Start of EXCERPTED RECORDS
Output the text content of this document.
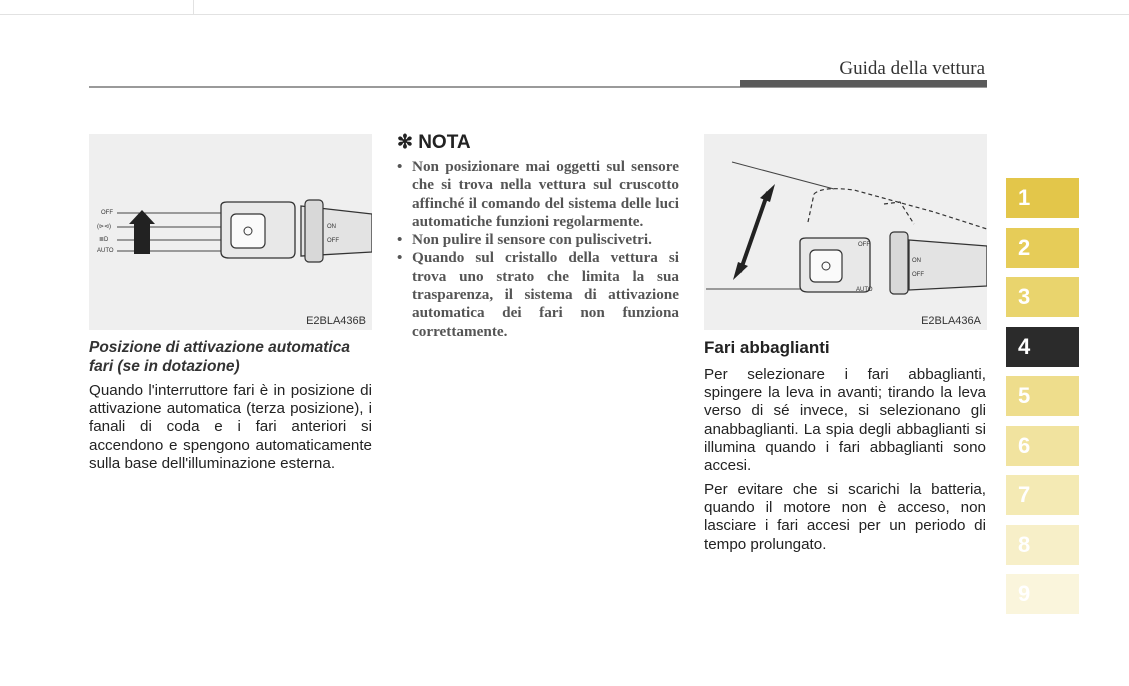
Guida della vettura
OFF
(⊳⊲)
≣D
AUTO
ON
OFF
E2BLA436B
Posizione di attivazione automatica fari (se in dotazione)
Quando l'interruttore fari è in posizione di attivazione automatica (terza posizione), i fanali di coda e i fari anteriori si accendono e spengono automaticamente sulla base dell'illuminazione esterna.
✻ NOTA
• Non posizionare mai oggetti sul sensore che si trova nella vettura sul cruscotto affinché il comando del sistema delle luci automatiche funzioni regolarmente.
• Non pulire il sensore con puliscivetri.
• Quando sul cristallo della vettura si trova uno strato che limita la sua trasparenza, il sistema di attivazione automatica dei fari non funziona correttamente.
OFF
AUTO
ON
OFF
E2BLA436A
Fari abbaglianti
Per selezionare i fari abbaglianti, spingere la leva in avanti; tirando la leva verso di sé invece, si selezionano gli anabbaglianti. La spia degli abbaglianti si illumina quando i fari abbaglianti sono accesi.
Per evitare che si scarichi la batteria, quando il motore non è acceso, non lasciare i fari accesi per un periodo di tempo prolungato.
1
2
3
4
5
6
7
8
9
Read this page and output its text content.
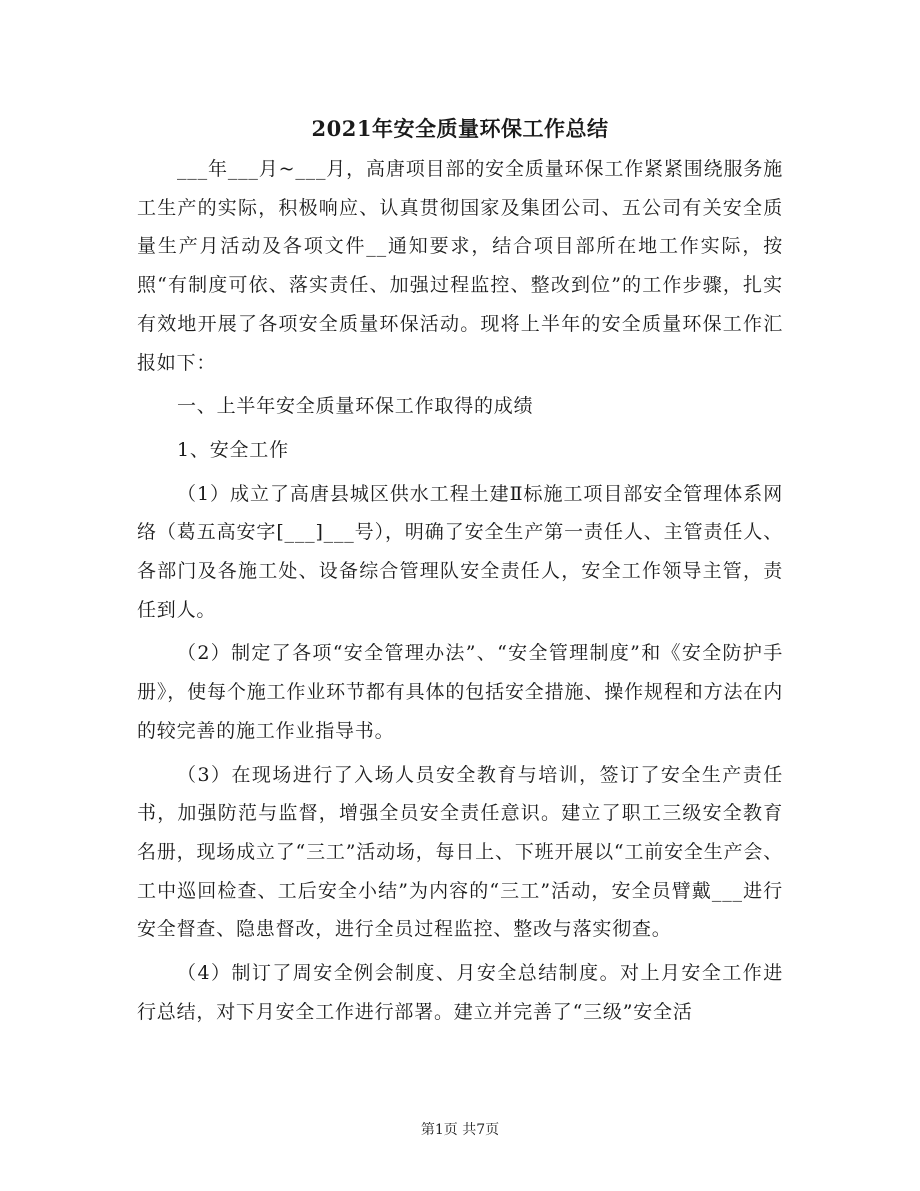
2021年安全质量环保工作总结

___年___月~___月，高唐项目部的安全质量环保工作紧紧围绕服务施工生产的实际，积极响应、认真贯彻国家及集团公司、五公司有关安全质量生产月活动及各项文件__通知要求，结合项目部所在地工作实际，按照“有制度可依、落实责任、加强过程监控、整改到位”的工作步骤，扎实有效地开展了各项安全质量环保活动。现将上半年的安全质量环保工作汇报如下：

一、上半年安全质量环保工作取得的成绩

1、安全工作

（1）成立了高唐县城区供水工程土建Ⅱ标施工项目部安全管理体系网络（葛五高安字[___]___号），明确了安全生产第一责任人、主管责任人、各部门及各施工处、设备综合管理队安全责任人，安全工作领导主管，责任到人。

（2）制定了各项“安全管理办法”、“安全管理制度”和《安全防护手册》，使每个施工作业环节都有具体的包括安全措施、操作规程和方法在内的较完善的施工作业指导书。

（3）在现场进行了入场人员安全教育与培训，签订了安全生产责任书，加强防范与监督，增强全员安全责任意识。建立了职工三级安全教育名册，现场成立了“三工”活动场，每日上、下班开展以“工前安全生产会、工中巡回检查、工后安全小结”为内容的“三工”活动，安全员臂戴___进行安全督查、隐患督改，进行全员过程监控、整改与落实彻查。

（4）制订了周安全例会制度、月安全总结制度。对上月安全工作进行总结，对下月安全工作进行部署。建立并完善了“三级”安全活

第1页 共7页
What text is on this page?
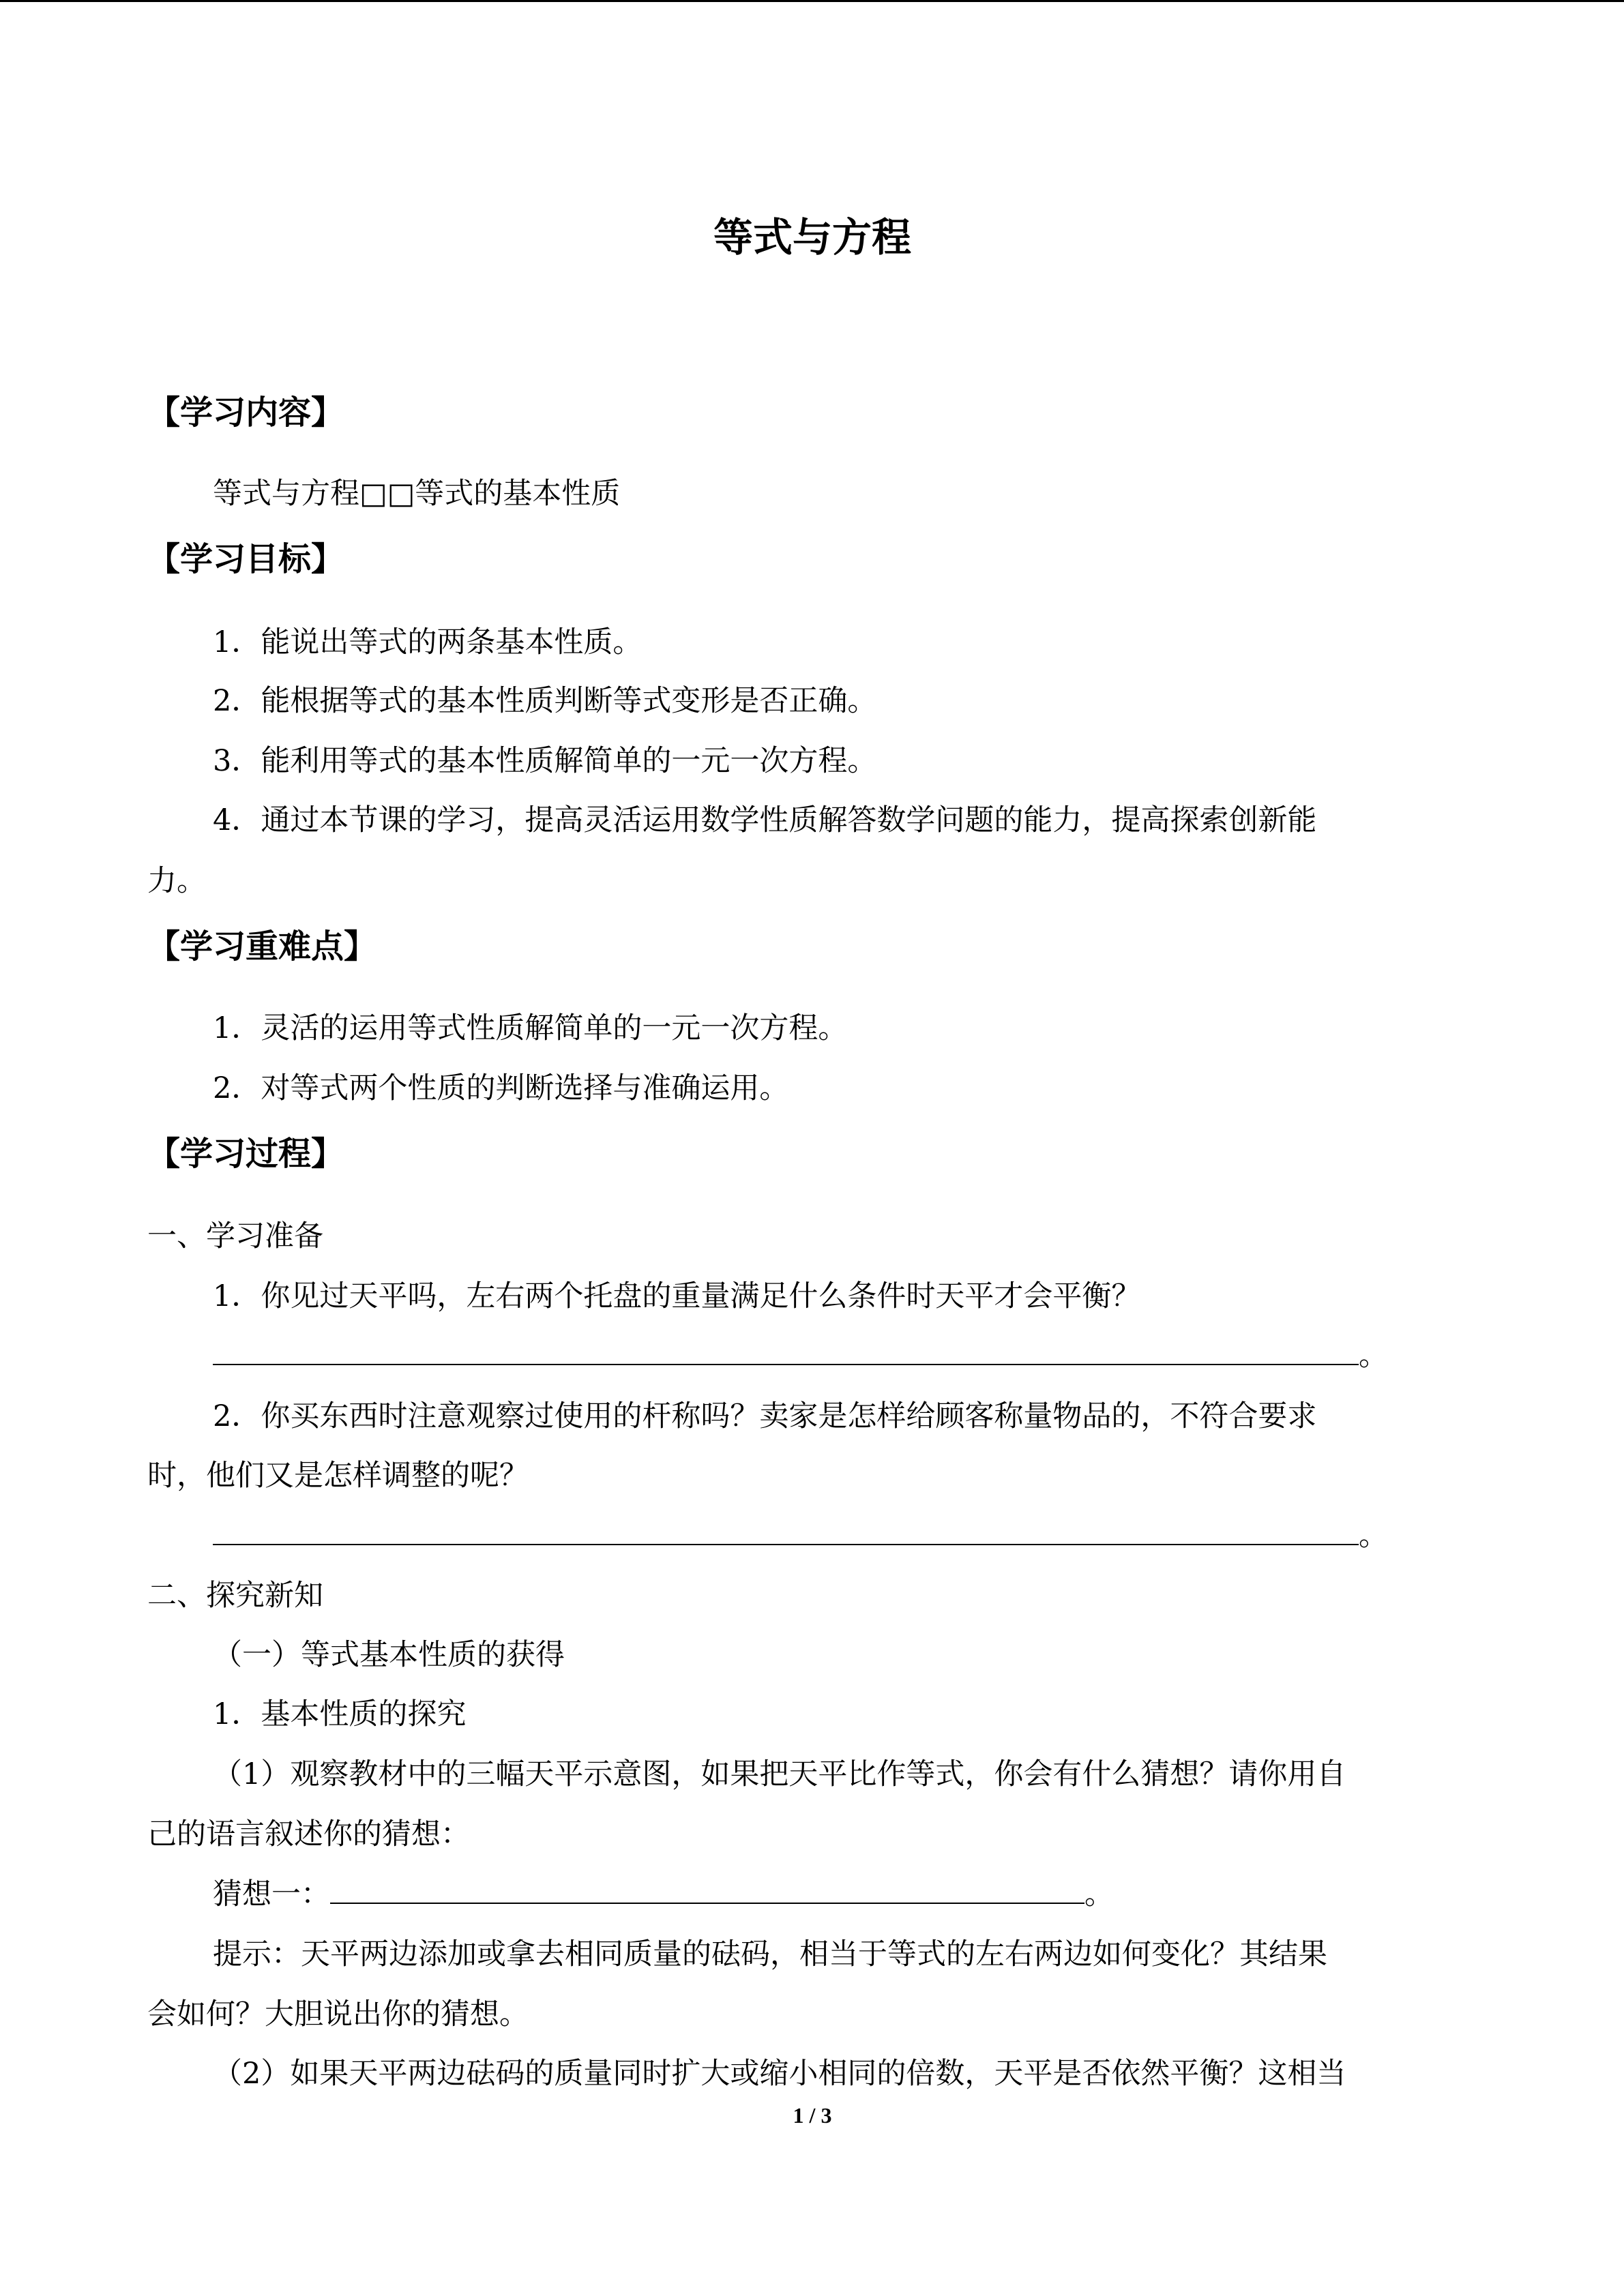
等式与方程
【学习内容】
等式与方程□□等式的基本性质
【学习目标】
1．能说出等式的两条基本性质。
2．能根据等式的基本性质判断等式变形是否正确。
3．能利用等式的基本性质解简单的一元一次方程。
4．通过本节课的学习，提高灵活运用数学性质解答数学问题的能力，提高探索创新能
力。
【学习重难点】
1．灵活的运用等式性质解简单的一元一次方程。
2．对等式两个性质的判断选择与准确运用。
【学习过程】
一、学习准备
1．你见过天平吗，左右两个托盘的重量满足什么条件时天平才会平衡？
。
2．你买东西时注意观察过使用的杆称吗？卖家是怎样给顾客称量物品的，不符合要求
时，他们又是怎样调整的呢？
。
二、探究新知
（一）等式基本性质的获得
1．基本性质的探究
（1）观察教材中的三幅天平示意图，如果把天平比作等式，你会有什么猜想？请你用自
己的语言叙述你的猜想：
猜想一：	。
提示：天平两边添加或拿去相同质量的砝码，相当于等式的左右两边如何变化？其结果
会如何？大胆说出你的猜想。
（2）如果天平两边砝码的质量同时扩大或缩小相同的倍数，天平是否依然平衡？这相当
1 / 3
End of EXCERPTED RECORDS
- [WHAT THE TASK ASKS]:
Keep the pictures out of your copy, and repeat every entry above exactly.

- [THE OUTPUT]:
Output the text content of this document.
Guida della vettura
OFF
(⊳⊲)
≣D
AUTO
ON
OFF
E2BLA436B
Posizione di attivazione automatica fari (se in dotazione)
Quando l'interruttore fari è in posizione di attivazione automatica (terza posizione), i fanali di coda e i fari anteriori si accendono e spengono automaticamente sulla base dell'illuminazione esterna.
✻ NOTA
• Non posizionare mai oggetti sul sensore che si trova nella vettura sul cruscotto affinché il comando del sistema delle luci automatiche funzioni regolarmente.
• Non pulire il sensore con puliscivetri.
• Quando sul cristallo della vettura si trova uno strato che limita la sua trasparenza, il sistema di attivazione automatica dei fari non funziona correttamente.
OFF
AUTO
ON
OFF
E2BLA436A
Fari abbaglianti
Per selezionare i fari abbaglianti, spingere la leva in avanti; tirando la leva verso di sé invece, si selezionano gli anabbaglianti. La spia degli abbaglianti si illumina quando i fari abbaglianti sono accesi.
Per evitare che si scarichi la batteria, quando il motore non è acceso, non lasciare i fari accesi per un periodo di tempo prolungato.
1
2
3
4
5
6
7
8
9
Read this page and output its text content.
2021年安全质量环保工作总结

___年___月~___月，高唐项目部的安全质量环保工作紧紧围绕服务施工生产的实际，积极响应、认真贯彻国家及集团公司、五公司有关安全质量生产月活动及各项文件__通知要求，结合项目部所在地工作实际，按照“有制度可依、落实责任、加强过程监控、整改到位”的工作步骤，扎实有效地开展了各项安全质量环保活动。现将上半年的安全质量环保工作汇报如下：

一、上半年安全质量环保工作取得的成绩

1、安全工作

（1）成立了高唐县城区供水工程土建Ⅱ标施工项目部安全管理体系网络（葛五高安字[___]___号），明确了安全生产第一责任人、主管责任人、各部门及各施工处、设备综合管理队安全责任人，安全工作领导主管，责任到人。

（2）制定了各项“安全管理办法”、“安全管理制度”和《安全防护手册》，使每个施工作业环节都有具体的包括安全措施、操作规程和方法在内的较完善的施工作业指导书。

（3）在现场进行了入场人员安全教育与培训，签订了安全生产责任书，加强防范与监督，增强全员安全责任意识。建立了职工三级安全教育名册，现场成立了“三工”活动场，每日上、下班开展以“工前安全生产会、工中巡回检查、工后安全小结”为内容的“三工”活动，安全员臂戴___进行安全督查、隐患督改，进行全员过程监控、整改与落实彻查。

（4）制订了周安全例会制度、月安全总结制度。对上月安全工作进行总结，对下月安全工作进行部署。建立并完善了“三级”安全活

第1页 共7页
What text is on this page?
等式与方程
【学习内容】
等式与方程□□等式的基本性质
【学习目标】
1．能说出等式的两条基本性质。
2．能根据等式的基本性质判断等式变形是否正确。
3．能利用等式的基本性质解简单的一元一次方程。
4．通过本节课的学习，提高灵活运用数学性质解答数学问题的能力，提高探索创新能
力。
【学习重难点】
1．灵活的运用等式性质解简单的一元一次方程。
2．对等式两个性质的判断选择与准确运用。
【学习过程】
一、学习准备
1．你见过天平吗，左右两个托盘的重量满足什么条件时天平才会平衡？
。
2．你买东西时注意观察过使用的杆称吗？卖家是怎样给顾客称量物品的，不符合要求
时，他们又是怎样调整的呢？
。
二、探究新知
（一）等式基本性质的获得
1．基本性质的探究
（1）观察教材中的三幅天平示意图，如果把天平比作等式，你会有什么猜想？请你用自
己的语言叙述你的猜想：
猜想一：	。
提示：天平两边添加或拿去相同质量的砝码，相当于等式的左右两边如何变化？其结果
会如何？大胆说出你的猜想。
（2）如果天平两边砝码的质量同时扩大或缩小相同的倍数，天平是否依然平衡？这相当
1 / 3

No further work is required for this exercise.